_Your goal:_ Return the count of lines that hold the string "المكتب", with no other words.

(Source data)
((
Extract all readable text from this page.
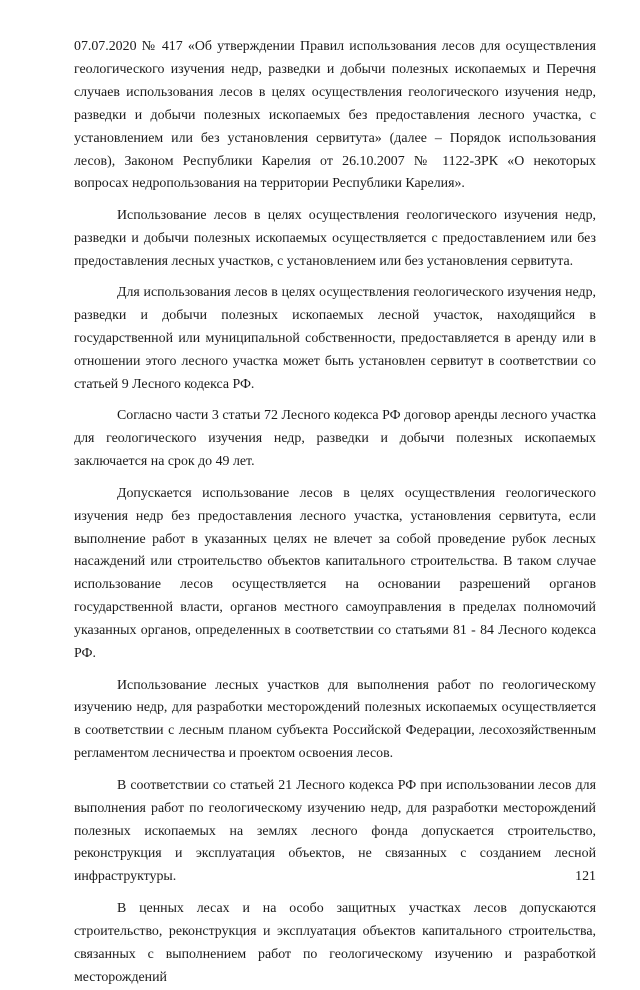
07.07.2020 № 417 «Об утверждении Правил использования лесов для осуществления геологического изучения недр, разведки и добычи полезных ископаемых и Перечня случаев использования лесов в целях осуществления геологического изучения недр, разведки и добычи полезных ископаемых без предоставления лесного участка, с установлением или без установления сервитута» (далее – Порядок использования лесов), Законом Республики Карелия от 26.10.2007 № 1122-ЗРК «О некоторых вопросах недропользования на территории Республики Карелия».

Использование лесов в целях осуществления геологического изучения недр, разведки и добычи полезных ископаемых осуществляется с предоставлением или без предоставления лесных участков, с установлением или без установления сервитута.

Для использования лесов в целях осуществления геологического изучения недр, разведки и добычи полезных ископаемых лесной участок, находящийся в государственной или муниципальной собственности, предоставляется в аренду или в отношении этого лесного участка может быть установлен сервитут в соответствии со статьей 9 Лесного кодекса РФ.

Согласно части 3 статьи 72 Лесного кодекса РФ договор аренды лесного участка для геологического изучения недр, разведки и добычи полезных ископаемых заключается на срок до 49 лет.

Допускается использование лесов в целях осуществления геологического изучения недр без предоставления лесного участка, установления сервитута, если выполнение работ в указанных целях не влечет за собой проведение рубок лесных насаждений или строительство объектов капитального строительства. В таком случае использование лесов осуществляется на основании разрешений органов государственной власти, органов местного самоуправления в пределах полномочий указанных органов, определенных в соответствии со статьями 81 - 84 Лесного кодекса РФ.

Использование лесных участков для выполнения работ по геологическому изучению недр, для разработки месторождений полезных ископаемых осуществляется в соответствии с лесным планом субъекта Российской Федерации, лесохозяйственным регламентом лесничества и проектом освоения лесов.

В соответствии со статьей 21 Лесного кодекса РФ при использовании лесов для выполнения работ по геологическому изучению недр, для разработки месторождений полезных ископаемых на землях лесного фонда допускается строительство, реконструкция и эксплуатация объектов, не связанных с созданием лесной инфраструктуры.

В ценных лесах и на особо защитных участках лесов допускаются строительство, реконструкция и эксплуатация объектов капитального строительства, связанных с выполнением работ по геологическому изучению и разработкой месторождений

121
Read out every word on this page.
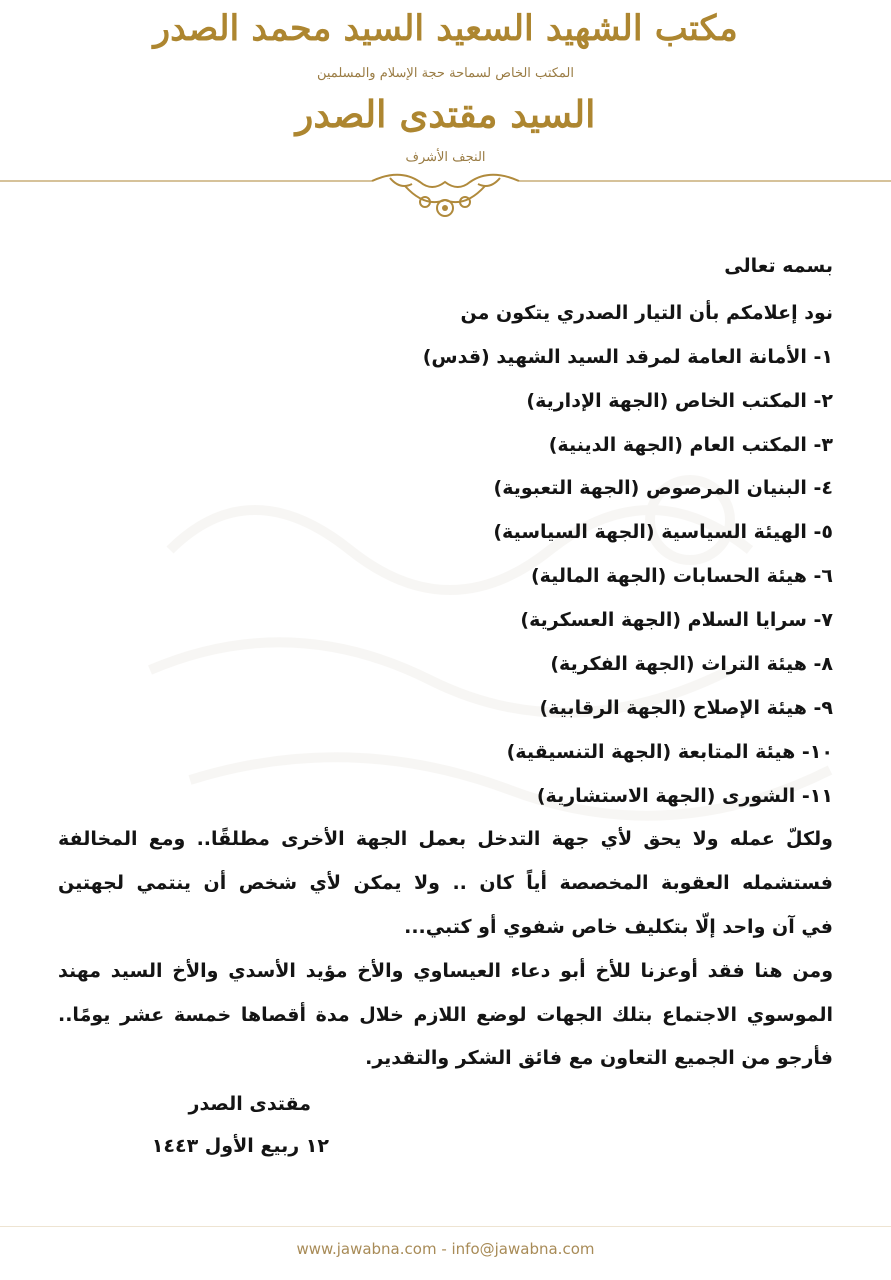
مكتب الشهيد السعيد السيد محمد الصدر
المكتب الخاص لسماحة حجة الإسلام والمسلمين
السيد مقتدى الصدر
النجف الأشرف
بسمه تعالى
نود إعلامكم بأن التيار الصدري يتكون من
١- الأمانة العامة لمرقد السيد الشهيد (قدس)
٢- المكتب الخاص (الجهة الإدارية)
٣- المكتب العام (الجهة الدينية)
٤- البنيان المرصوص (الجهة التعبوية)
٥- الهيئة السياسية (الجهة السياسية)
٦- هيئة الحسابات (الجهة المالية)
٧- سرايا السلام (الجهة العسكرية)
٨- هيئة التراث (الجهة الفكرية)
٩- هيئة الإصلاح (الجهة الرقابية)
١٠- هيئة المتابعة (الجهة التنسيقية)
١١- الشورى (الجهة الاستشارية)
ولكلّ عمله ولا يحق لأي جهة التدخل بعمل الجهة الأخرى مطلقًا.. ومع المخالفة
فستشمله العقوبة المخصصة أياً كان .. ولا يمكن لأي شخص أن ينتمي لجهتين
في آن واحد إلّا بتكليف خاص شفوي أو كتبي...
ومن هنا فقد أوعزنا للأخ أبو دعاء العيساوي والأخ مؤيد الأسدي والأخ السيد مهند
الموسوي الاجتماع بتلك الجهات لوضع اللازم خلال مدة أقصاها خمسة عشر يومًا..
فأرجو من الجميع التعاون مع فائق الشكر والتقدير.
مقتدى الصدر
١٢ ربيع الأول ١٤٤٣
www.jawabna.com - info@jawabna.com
))
_Final result:_ 3